-- start Data to use --

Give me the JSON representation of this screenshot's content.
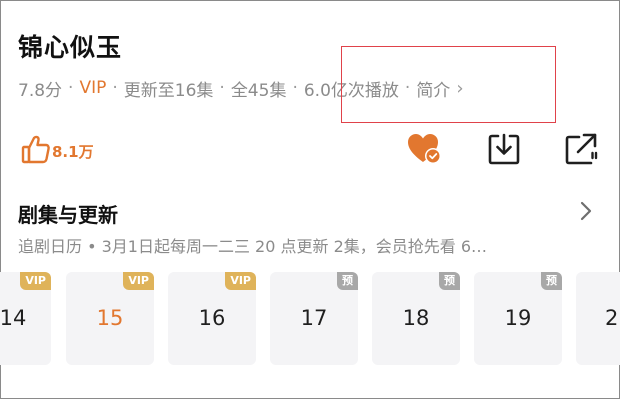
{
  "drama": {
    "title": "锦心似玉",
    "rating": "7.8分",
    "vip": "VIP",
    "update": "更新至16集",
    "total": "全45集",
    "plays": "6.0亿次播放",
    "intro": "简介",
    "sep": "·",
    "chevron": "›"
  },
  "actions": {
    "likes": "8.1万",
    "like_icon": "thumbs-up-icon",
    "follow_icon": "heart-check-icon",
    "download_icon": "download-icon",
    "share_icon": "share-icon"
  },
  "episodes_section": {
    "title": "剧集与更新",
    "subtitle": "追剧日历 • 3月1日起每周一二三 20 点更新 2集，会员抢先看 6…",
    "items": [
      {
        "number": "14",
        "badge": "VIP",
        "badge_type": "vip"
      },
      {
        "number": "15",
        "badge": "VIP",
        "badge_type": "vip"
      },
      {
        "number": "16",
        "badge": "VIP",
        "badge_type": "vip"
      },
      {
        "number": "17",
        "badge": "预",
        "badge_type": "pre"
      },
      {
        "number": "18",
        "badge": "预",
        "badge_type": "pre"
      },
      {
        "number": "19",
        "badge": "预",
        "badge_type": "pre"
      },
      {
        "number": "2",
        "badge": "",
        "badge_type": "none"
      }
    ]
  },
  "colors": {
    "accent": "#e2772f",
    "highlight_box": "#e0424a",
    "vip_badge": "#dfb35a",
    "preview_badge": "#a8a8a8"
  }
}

-- end Data to use --

◆ Stated problem: All the material shown above is to be copied exactly, with no pictures carried over.

◆ Solution for this problem:
Give me the JSON representation of this screenshot's content.
{
  "drama": {
    "title": "锦心似玉",
    "rating": "7.8分",
    "vip": "VIP",
    "update": "更新至16集",
    "total": "全45集",
    "plays": "6.0亿次播放",
    "intro": "简介",
    "sep": "·",
    "chevron": "›"
  },
  "actions": {
    "likes": "8.1万",
    "like_icon": "thumbs-up-icon",
    "follow_icon": "heart-check-icon",
    "download_icon": "download-icon",
    "share_icon": "share-icon"
  },
  "episodes_section": {
    "title": "剧集与更新",
    "subtitle": "追剧日历 • 3月1日起每周一二三 20 点更新 2集，会员抢先看 6…",
    "items": [
      {
        "number": "14",
        "badge": "VIP",
        "badge_type": "vip"
      },
      {
        "number": "15",
        "badge": "VIP",
        "badge_type": "vip"
      },
      {
        "number": "16",
        "badge": "VIP",
        "badge_type": "vip"
      },
      {
        "number": "17",
        "badge": "预",
        "badge_type": "pre"
      },
      {
        "number": "18",
        "badge": "预",
        "badge_type": "pre"
      },
      {
        "number": "19",
        "badge": "预",
        "badge_type": "pre"
      },
      {
        "number": "2",
        "badge": "",
        "badge_type": "none"
      }
    ]
  },
  "colors": {
    "accent": "#e2772f",
    "highlight_box": "#e0424a",
    "vip_badge": "#dfb35a",
    "preview_badge": "#a8a8a8"
  }
}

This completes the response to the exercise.